-------- Extracted records

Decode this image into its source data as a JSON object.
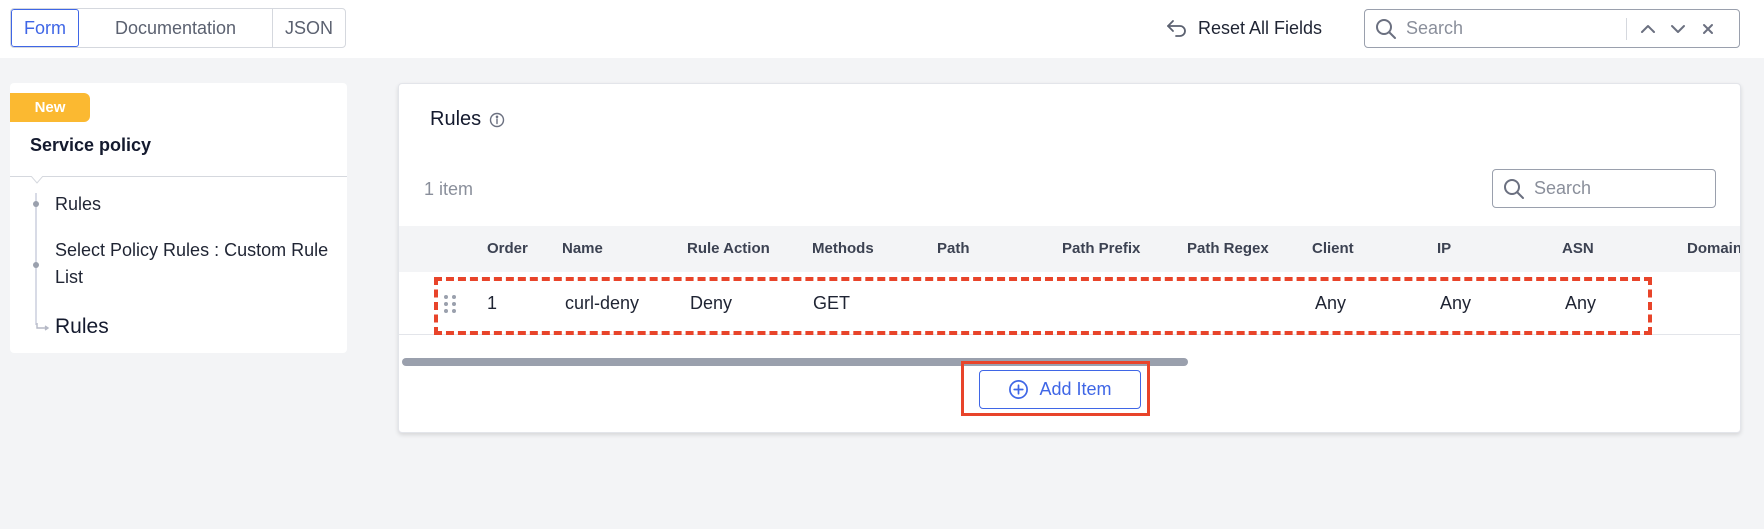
{
  "colors": {
    "accent": "#3f66e6",
    "badge": "#fbb931",
    "highlight": "#e8442a",
    "background": "#f3f4f6"
  },
  "header": {
    "tabs": [
      "Form",
      "Documentation",
      "JSON"
    ],
    "active_tab": "Form",
    "reset_label": "Reset All Fields",
    "reset_icon": "undo-arrow-icon",
    "search_placeholder": "Search",
    "search_icons": [
      "search-icon",
      "chevron-up-icon",
      "chevron-down-icon",
      "close-icon"
    ]
  },
  "sidebar": {
    "badge": "New",
    "title": "Service policy",
    "items": [
      {
        "label": "Rules"
      },
      {
        "label": "Select Policy Rules : Custom Rule List"
      },
      {
        "label": "Rules",
        "current": true
      }
    ]
  },
  "rules": {
    "title": "Rules",
    "title_icon": "info-icon",
    "item_count": "1 item",
    "search_placeholder": "Search",
    "columns": [
      "Order",
      "Name",
      "Rule Action",
      "Methods",
      "Path",
      "Path Prefix",
      "Path Regex",
      "Client",
      "IP",
      "ASN",
      "Domain"
    ],
    "rows": [
      {
        "order": "1",
        "name": "curl-deny",
        "rule_action": "Deny",
        "methods": "GET",
        "path": "",
        "path_prefix": "",
        "path_regex": "",
        "client": "Any",
        "ip": "Any",
        "asn": "Any",
        "domain": ""
      }
    ],
    "add_item_label": "Add Item",
    "add_item_icon": "plus-circle-icon"
  }
}
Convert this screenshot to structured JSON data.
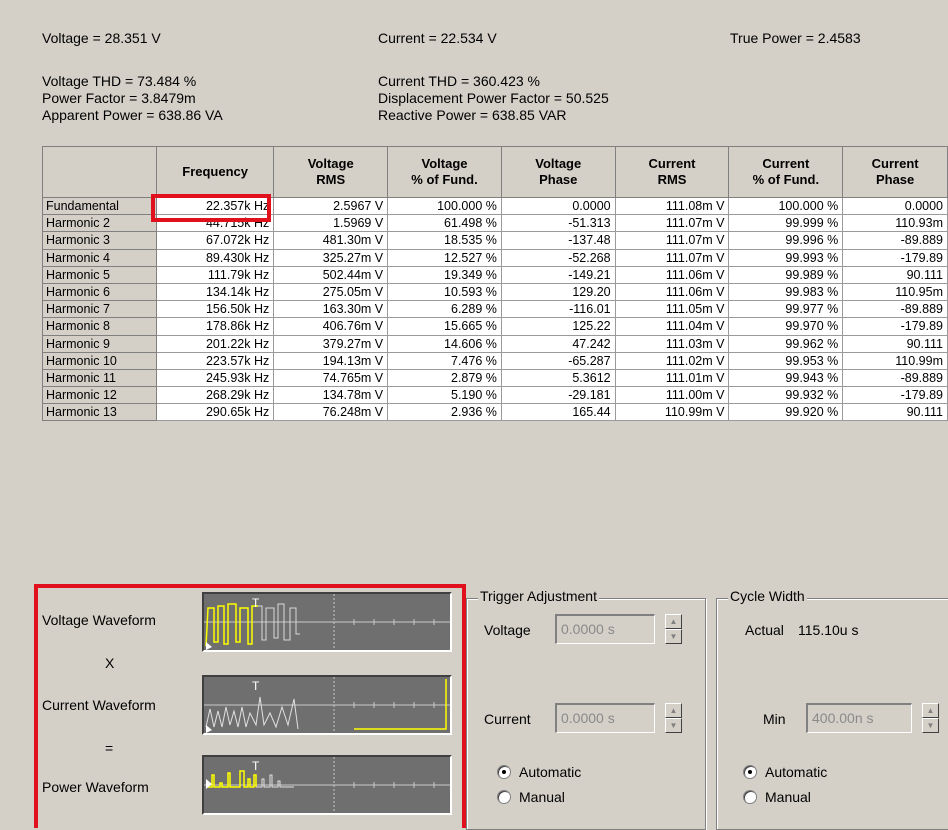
{
  "summary": {
    "voltage": "Voltage = 28.351 V",
    "current": "Current = 22.534 V",
    "true_power": "True Power = 2.4583",
    "voltage_thd": "Voltage THD = 73.484 %",
    "power_factor": "Power Factor = 3.8479m",
    "apparent_power": "Apparent Power = 638.86 VA",
    "current_thd": "Current THD = 360.423 %",
    "displacement_pf": "Displacement Power Factor = 50.525",
    "reactive_power": "Reactive Power = 638.85 VAR"
  },
  "table": {
    "headers": [
      "",
      "Frequency",
      "Voltage\nRMS",
      "Voltage\n% of Fund.",
      "Voltage\nPhase",
      "Current\nRMS",
      "Current\n% of Fund.",
      "Current\nPhase"
    ],
    "rows": [
      [
        "Fundamental",
        "22.357k Hz",
        "2.5967 V",
        "100.000 %",
        "0.0000",
        "111.08m V",
        "100.000 %",
        "0.0000"
      ],
      [
        "Harmonic 2",
        "44.715k Hz",
        "1.5969 V",
        "61.498 %",
        "-51.313",
        "111.07m V",
        "99.999 %",
        "110.93m"
      ],
      [
        "Harmonic 3",
        "67.072k Hz",
        "481.30m V",
        "18.535 %",
        "-137.48",
        "111.07m V",
        "99.996 %",
        "-89.889"
      ],
      [
        "Harmonic 4",
        "89.430k Hz",
        "325.27m V",
        "12.527 %",
        "-52.268",
        "111.07m V",
        "99.993 %",
        "-179.89"
      ],
      [
        "Harmonic 5",
        "111.79k Hz",
        "502.44m V",
        "19.349 %",
        "-149.21",
        "111.06m V",
        "99.989 %",
        "90.111"
      ],
      [
        "Harmonic 6",
        "134.14k Hz",
        "275.05m V",
        "10.593 %",
        "129.20",
        "111.06m V",
        "99.983 %",
        "110.95m"
      ],
      [
        "Harmonic 7",
        "156.50k Hz",
        "163.30m V",
        "6.289 %",
        "-116.01",
        "111.05m V",
        "99.977 %",
        "-89.889"
      ],
      [
        "Harmonic 8",
        "178.86k Hz",
        "406.76m V",
        "15.665 %",
        "125.22",
        "111.04m V",
        "99.970 %",
        "-179.89"
      ],
      [
        "Harmonic 9",
        "201.22k Hz",
        "379.27m V",
        "14.606 %",
        "47.242",
        "111.03m V",
        "99.962 %",
        "90.111"
      ],
      [
        "Harmonic 10",
        "223.57k Hz",
        "194.13m V",
        "7.476 %",
        "-65.287",
        "111.02m V",
        "99.953 %",
        "110.99m"
      ],
      [
        "Harmonic 11",
        "245.93k Hz",
        "74.765m V",
        "2.879 %",
        "5.3612",
        "111.01m V",
        "99.943 %",
        "-89.889"
      ],
      [
        "Harmonic 12",
        "268.29k Hz",
        "134.78m V",
        "5.190 %",
        "-29.181",
        "111.00m V",
        "99.932 %",
        "-179.89"
      ],
      [
        "Harmonic 13",
        "290.65k Hz",
        "76.248m V",
        "2.936 %",
        "165.44",
        "110.99m V",
        "99.920 %",
        "90.111"
      ]
    ]
  },
  "waveforms": {
    "voltage_label": "Voltage Waveform",
    "times": "X",
    "current_label": "Current Waveform",
    "equals": "=",
    "power_label": "Power Waveform",
    "trigger_marker": "T"
  },
  "trigger": {
    "title": "Trigger Adjustment",
    "voltage_label": "Voltage",
    "voltage_value": "0.0000 s",
    "current_label": "Current",
    "current_value": "0.0000 s",
    "automatic": "Automatic",
    "manual": "Manual",
    "selected": "Automatic"
  },
  "cycle": {
    "title": "Cycle Width",
    "actual_label": "Actual",
    "actual_value": "115.10u s",
    "min_label": "Min",
    "min_value": "400.00n s",
    "automatic": "Automatic",
    "manual": "Manual",
    "selected": "Automatic"
  },
  "colors": {
    "highlight": "#e0101c",
    "trace": "#ffff00",
    "scope_bg": "#6f6f6f",
    "panel_bg": "#d4d0c8"
  }
}
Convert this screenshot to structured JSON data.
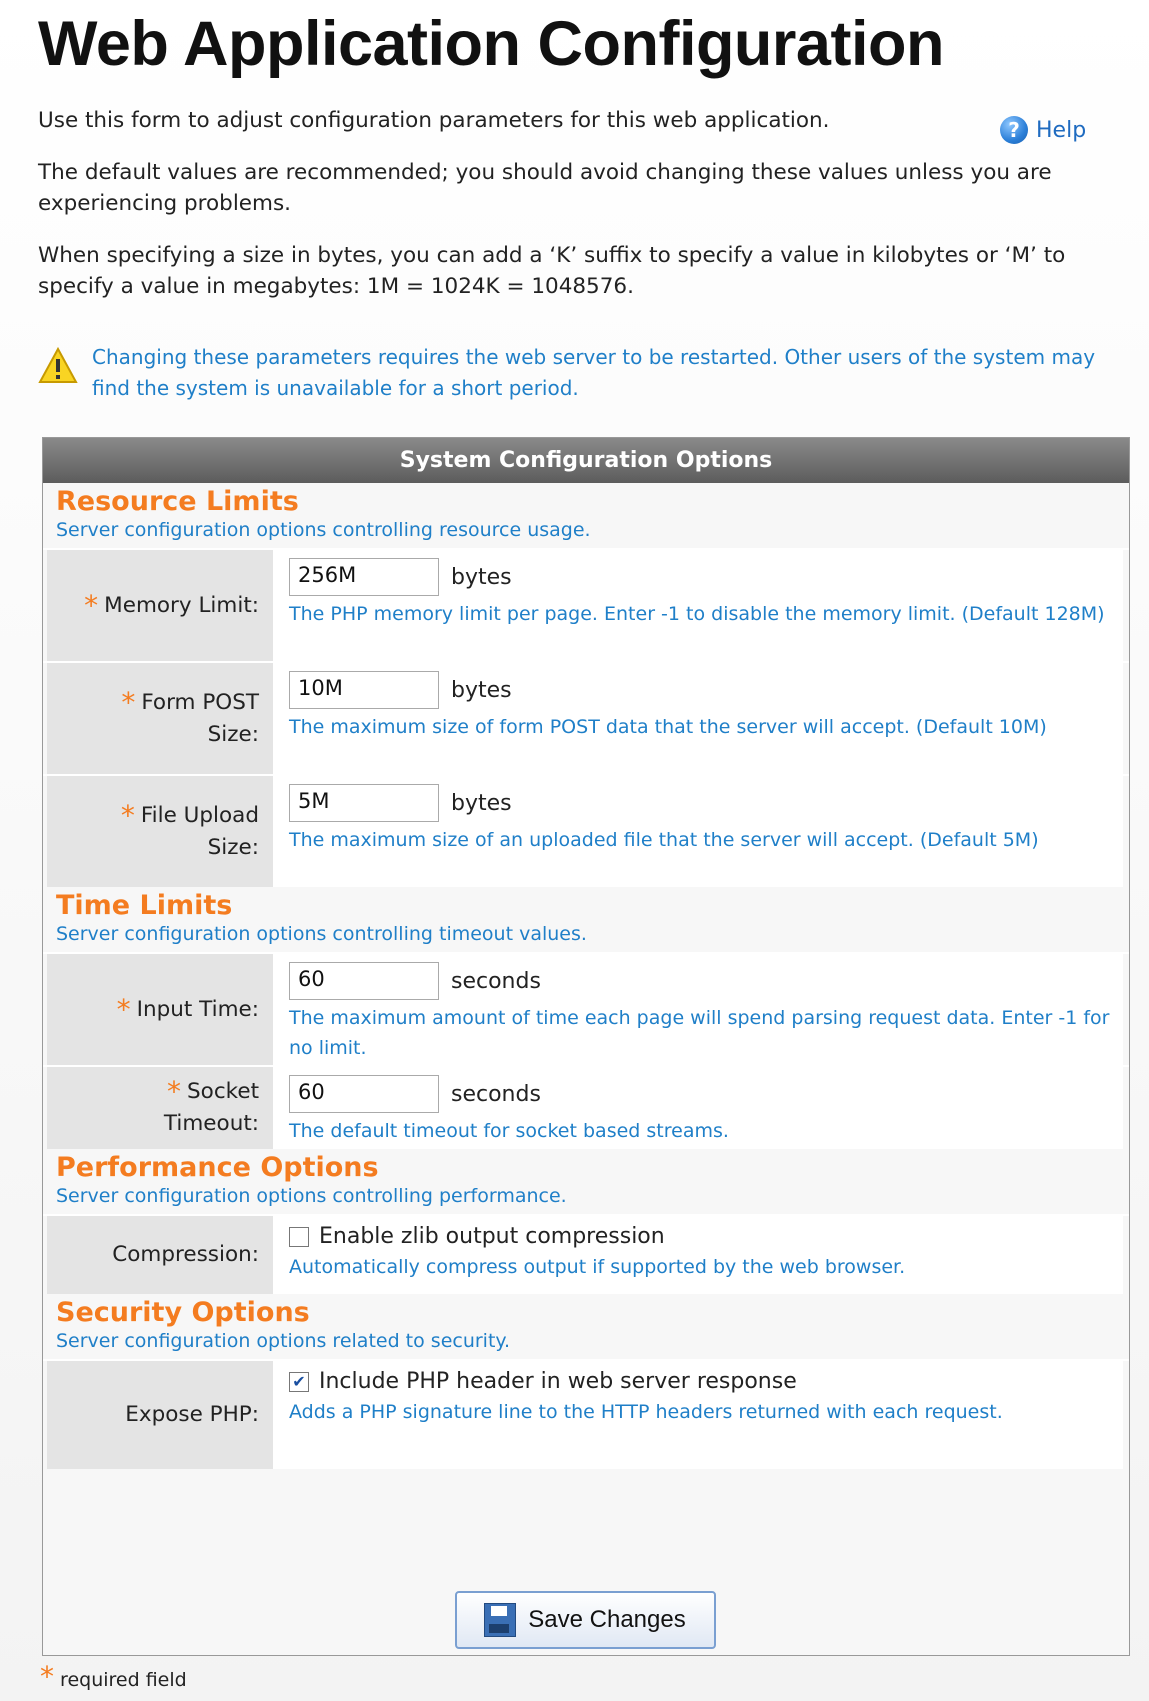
{
  "page": {
    "title": "Web Application Configuration",
    "intro1": "Use this form to adjust configuration parameters for this web application.",
    "help_label": "Help",
    "intro2": "The default values are recommended; you should avoid changing these values unless you are experiencing problems.",
    "intro3": "When specifying a size in bytes, you can add a ‘K’ suffix to specify a value in kilobytes or ‘M’ to specify a value in megabytes: 1M = 1024K = 1048576.",
    "warning": "Changing these parameters requires the web server to be restarted. Other users of the system may find the system is unavailable for a short period."
  },
  "panel": {
    "header": "System Configuration Options",
    "resource": {
      "title": "Resource Limits",
      "desc": "Server configuration options controlling resource usage.",
      "memory": {
        "label": "Memory Limit:",
        "value": "256M",
        "unit": "bytes",
        "hint": "The PHP memory limit per page. Enter -1 to disable the memory limit. (Default 128M)"
      },
      "post": {
        "label1": "Form POST",
        "label2": "Size:",
        "value": "10M",
        "unit": "bytes",
        "hint": "The maximum size of form POST data that the server will accept. (Default 10M)"
      },
      "upload": {
        "label1": "File Upload",
        "label2": "Size:",
        "value": "5M",
        "unit": "bytes",
        "hint": "The maximum size of an uploaded file that the server will accept. (Default 5M)"
      }
    },
    "time": {
      "title": "Time Limits",
      "desc": "Server configuration options controlling timeout values.",
      "input": {
        "label": "Input Time:",
        "value": "60",
        "unit": "seconds",
        "hint": "The maximum amount of time each page will spend parsing request data. Enter -1 for no limit."
      },
      "socket": {
        "label1": "Socket",
        "label2": "Timeout:",
        "value": "60",
        "unit": "seconds",
        "hint": "The default timeout for socket based streams."
      }
    },
    "performance": {
      "title": "Performance Options",
      "desc": "Server configuration options controlling performance.",
      "compression": {
        "label": "Compression:",
        "checkbox": "Enable zlib output compression",
        "checked": false,
        "hint": "Automatically compress output if supported by the web browser."
      }
    },
    "security": {
      "title": "Security Options",
      "desc": "Server configuration options related to security.",
      "expose": {
        "label": "Expose PHP:",
        "checkbox": "Include PHP header in web server response",
        "checked": true,
        "hint": "Adds a PHP signature line to the HTTP headers returned with each request."
      }
    },
    "save_label": "Save Changes"
  },
  "footer": {
    "required_note": "required field"
  }
}
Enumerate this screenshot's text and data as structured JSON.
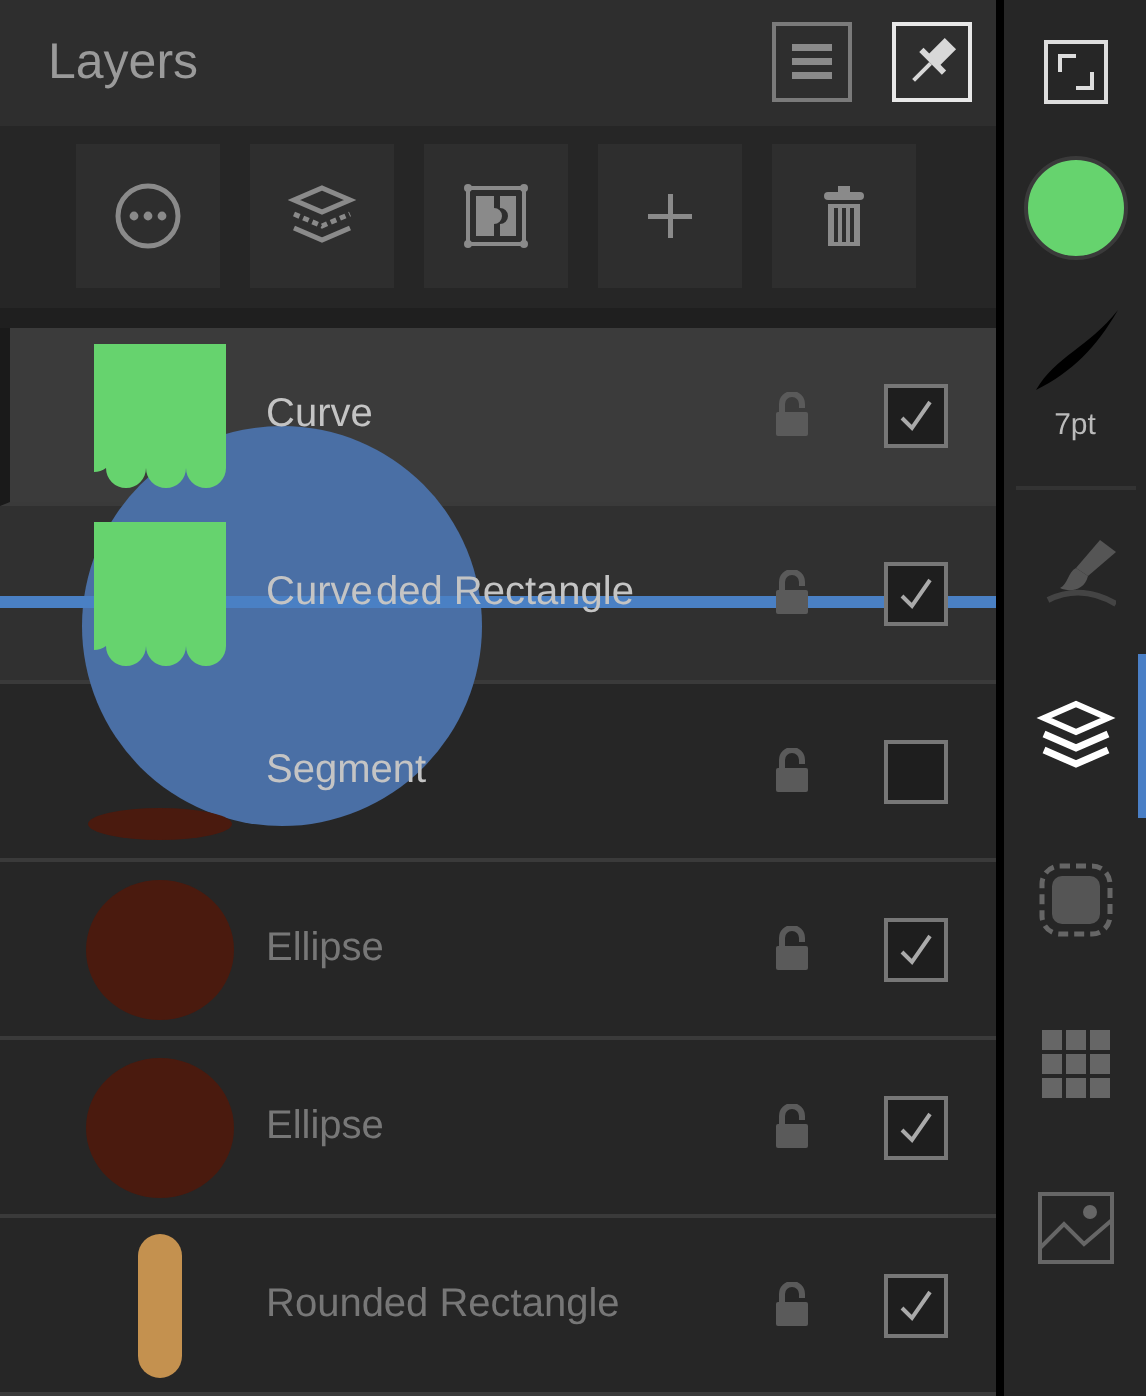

----------------

Say the number of lines in the records above that include the string "checkbox", and no more.

## Exercise response
2